STATED EXERCISE: Copy each of the records below line by line, with no changes at all.

A run of records:

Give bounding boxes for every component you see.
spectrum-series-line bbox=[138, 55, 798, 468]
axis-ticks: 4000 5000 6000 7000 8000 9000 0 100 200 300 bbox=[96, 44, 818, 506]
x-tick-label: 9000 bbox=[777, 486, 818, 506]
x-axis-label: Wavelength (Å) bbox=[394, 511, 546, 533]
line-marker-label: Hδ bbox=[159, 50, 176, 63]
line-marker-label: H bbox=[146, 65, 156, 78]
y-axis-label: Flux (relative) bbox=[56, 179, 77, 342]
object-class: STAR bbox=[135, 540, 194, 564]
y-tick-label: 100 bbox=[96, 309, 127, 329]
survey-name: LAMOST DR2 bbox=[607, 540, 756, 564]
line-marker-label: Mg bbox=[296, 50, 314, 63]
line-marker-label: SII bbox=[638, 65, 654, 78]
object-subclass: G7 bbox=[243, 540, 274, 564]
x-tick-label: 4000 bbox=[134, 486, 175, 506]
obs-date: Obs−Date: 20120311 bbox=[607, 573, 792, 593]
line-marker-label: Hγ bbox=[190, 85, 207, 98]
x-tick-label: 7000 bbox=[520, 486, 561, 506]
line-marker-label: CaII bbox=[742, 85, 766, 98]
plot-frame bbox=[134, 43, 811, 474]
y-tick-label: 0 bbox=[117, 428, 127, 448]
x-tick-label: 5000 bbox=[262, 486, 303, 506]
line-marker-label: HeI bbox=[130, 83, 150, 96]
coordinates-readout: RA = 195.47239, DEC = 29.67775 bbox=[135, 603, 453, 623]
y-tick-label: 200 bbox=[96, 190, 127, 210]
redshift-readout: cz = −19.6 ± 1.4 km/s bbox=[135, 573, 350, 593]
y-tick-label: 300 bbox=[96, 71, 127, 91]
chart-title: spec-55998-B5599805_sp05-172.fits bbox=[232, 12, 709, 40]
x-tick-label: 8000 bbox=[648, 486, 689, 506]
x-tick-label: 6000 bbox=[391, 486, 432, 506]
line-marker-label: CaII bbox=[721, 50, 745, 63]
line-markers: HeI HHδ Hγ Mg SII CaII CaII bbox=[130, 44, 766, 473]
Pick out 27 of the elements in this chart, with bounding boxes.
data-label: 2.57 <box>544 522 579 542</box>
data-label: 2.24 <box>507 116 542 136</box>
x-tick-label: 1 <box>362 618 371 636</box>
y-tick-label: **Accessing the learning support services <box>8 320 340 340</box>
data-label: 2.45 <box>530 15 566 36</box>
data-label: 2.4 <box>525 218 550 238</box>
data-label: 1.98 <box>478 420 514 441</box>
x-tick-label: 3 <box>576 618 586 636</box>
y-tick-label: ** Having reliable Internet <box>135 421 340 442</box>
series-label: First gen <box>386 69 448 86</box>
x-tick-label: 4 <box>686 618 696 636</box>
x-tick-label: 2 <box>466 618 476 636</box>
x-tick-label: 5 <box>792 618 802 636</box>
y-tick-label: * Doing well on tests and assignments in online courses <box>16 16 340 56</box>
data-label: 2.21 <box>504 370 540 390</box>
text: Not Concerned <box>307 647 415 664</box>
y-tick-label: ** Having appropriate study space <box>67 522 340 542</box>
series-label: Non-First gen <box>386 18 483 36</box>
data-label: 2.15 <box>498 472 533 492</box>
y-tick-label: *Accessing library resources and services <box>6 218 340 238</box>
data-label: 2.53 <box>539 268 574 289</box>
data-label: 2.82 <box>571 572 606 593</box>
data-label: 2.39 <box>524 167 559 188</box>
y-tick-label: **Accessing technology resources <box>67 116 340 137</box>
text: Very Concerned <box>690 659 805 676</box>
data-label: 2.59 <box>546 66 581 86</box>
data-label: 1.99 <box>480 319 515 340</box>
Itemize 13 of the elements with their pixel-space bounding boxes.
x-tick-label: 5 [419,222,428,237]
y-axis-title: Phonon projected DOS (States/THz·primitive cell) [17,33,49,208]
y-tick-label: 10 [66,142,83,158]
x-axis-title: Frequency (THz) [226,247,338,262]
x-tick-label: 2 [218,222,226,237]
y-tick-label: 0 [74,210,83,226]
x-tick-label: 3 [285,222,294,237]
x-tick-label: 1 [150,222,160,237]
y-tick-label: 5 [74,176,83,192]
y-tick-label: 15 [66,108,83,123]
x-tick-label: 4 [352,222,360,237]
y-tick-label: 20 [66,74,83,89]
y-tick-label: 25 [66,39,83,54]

RESULT FOR THIS TASK:
Give bounding boxes for every component you see.
spectrum-series-line bbox=[138, 55, 798, 468]
axis-ticks: 4000 5000 6000 7000 8000 9000 0 100 200 300 bbox=[96, 44, 818, 506]
x-tick-label: 9000 bbox=[777, 486, 818, 506]
x-axis-label: Wavelength (Å) bbox=[394, 511, 546, 533]
line-marker-label: Hδ bbox=[159, 50, 176, 63]
line-marker-label: H bbox=[146, 65, 156, 78]
y-axis-label: Flux (relative) bbox=[56, 179, 77, 342]
object-class: STAR bbox=[135, 540, 194, 564]
y-tick-label: 100 bbox=[96, 309, 127, 329]
survey-name: LAMOST DR2 bbox=[607, 540, 756, 564]
line-marker-label: Mg bbox=[296, 50, 314, 63]
line-marker-label: SII bbox=[638, 65, 654, 78]
object-subclass: G7 bbox=[243, 540, 274, 564]
x-tick-label: 4000 bbox=[134, 486, 175, 506]
obs-date: Obs−Date: 20120311 bbox=[607, 573, 792, 593]
line-marker-label: Hγ bbox=[190, 85, 207, 98]
x-tick-label: 7000 bbox=[520, 486, 561, 506]
line-marker-label: CaII bbox=[742, 85, 766, 98]
plot-frame bbox=[134, 43, 811, 474]
y-tick-label: 0 bbox=[117, 428, 127, 448]
x-tick-label: 5000 bbox=[262, 486, 303, 506]
line-marker-label: HeI bbox=[130, 83, 150, 96]
coordinates-readout: RA = 195.47239, DEC = 29.67775 bbox=[135, 603, 453, 623]
y-tick-label: 200 bbox=[96, 190, 127, 210]
redshift-readout: cz = −19.6 ± 1.4 km/s bbox=[135, 573, 350, 593]
y-tick-label: 300 bbox=[96, 71, 127, 91]
chart-title: spec-55998-B5599805_sp05-172.fits bbox=[232, 12, 709, 40]
x-tick-label: 8000 bbox=[648, 486, 689, 506]
x-tick-label: 6000 bbox=[391, 486, 432, 506]
line-marker-label: CaII bbox=[721, 50, 745, 63]
line-markers: HeI HHδ Hγ Mg SII CaII CaII bbox=[130, 44, 766, 473]
Pick out 27 of the elements in this chart, with bounding boxes.
data-label: 2.57 <box>544 522 579 542</box>
data-label: 2.24 <box>507 116 542 136</box>
x-tick-label: 1 <box>362 618 371 636</box>
y-tick-label: **Accessing the learning support services <box>8 320 340 340</box>
data-label: 2.45 <box>530 15 566 36</box>
data-label: 2.4 <box>525 218 550 238</box>
data-label: 1.98 <box>478 420 514 441</box>
x-tick-label: 3 <box>576 618 586 636</box>
y-tick-label: ** Having reliable Internet <box>135 421 340 442</box>
series-label: First gen <box>386 69 448 86</box>
x-tick-label: 4 <box>686 618 696 636</box>
x-tick-label: 2 <box>466 618 476 636</box>
x-tick-label: 5 <box>792 618 802 636</box>
y-tick-label: * Doing well on tests and assignments in online courses <box>16 16 340 56</box>
data-label: 2.21 <box>504 370 540 390</box>
text: Not Concerned <box>307 647 415 664</box>
y-tick-label: ** Having appropriate study space <box>67 522 340 542</box>
series-label: Non-First gen <box>386 18 483 36</box>
data-label: 2.15 <box>498 472 533 492</box>
y-tick-label: *Accessing library resources and services <box>6 218 340 238</box>
data-label: 2.53 <box>539 268 574 289</box>
data-label: 2.82 <box>571 572 606 593</box>
data-label: 2.39 <box>524 167 559 188</box>
y-tick-label: **Accessing technology resources <box>67 116 340 137</box>
text: Very Concerned <box>690 659 805 676</box>
data-label: 2.59 <box>546 66 581 86</box>
data-label: 1.99 <box>480 319 515 340</box>
Itemize 13 of the elements with their pixel-space bounding boxes.
x-tick-label: 5 [419,222,428,237]
y-axis-title: Phonon projected DOS (States/THz·primitive cell) [17,33,49,208]
y-tick-label: 10 [66,142,83,158]
x-axis-title: Frequency (THz) [226,247,338,262]
x-tick-label: 2 [218,222,226,237]
y-tick-label: 0 [74,210,83,226]
x-tick-label: 3 [285,222,294,237]
x-tick-label: 1 [150,222,160,237]
y-tick-label: 5 [74,176,83,192]
y-tick-label: 15 [66,108,83,123]
x-tick-label: 4 [352,222,360,237]
y-tick-label: 20 [66,74,83,89]
y-tick-label: 25 [66,39,83,54]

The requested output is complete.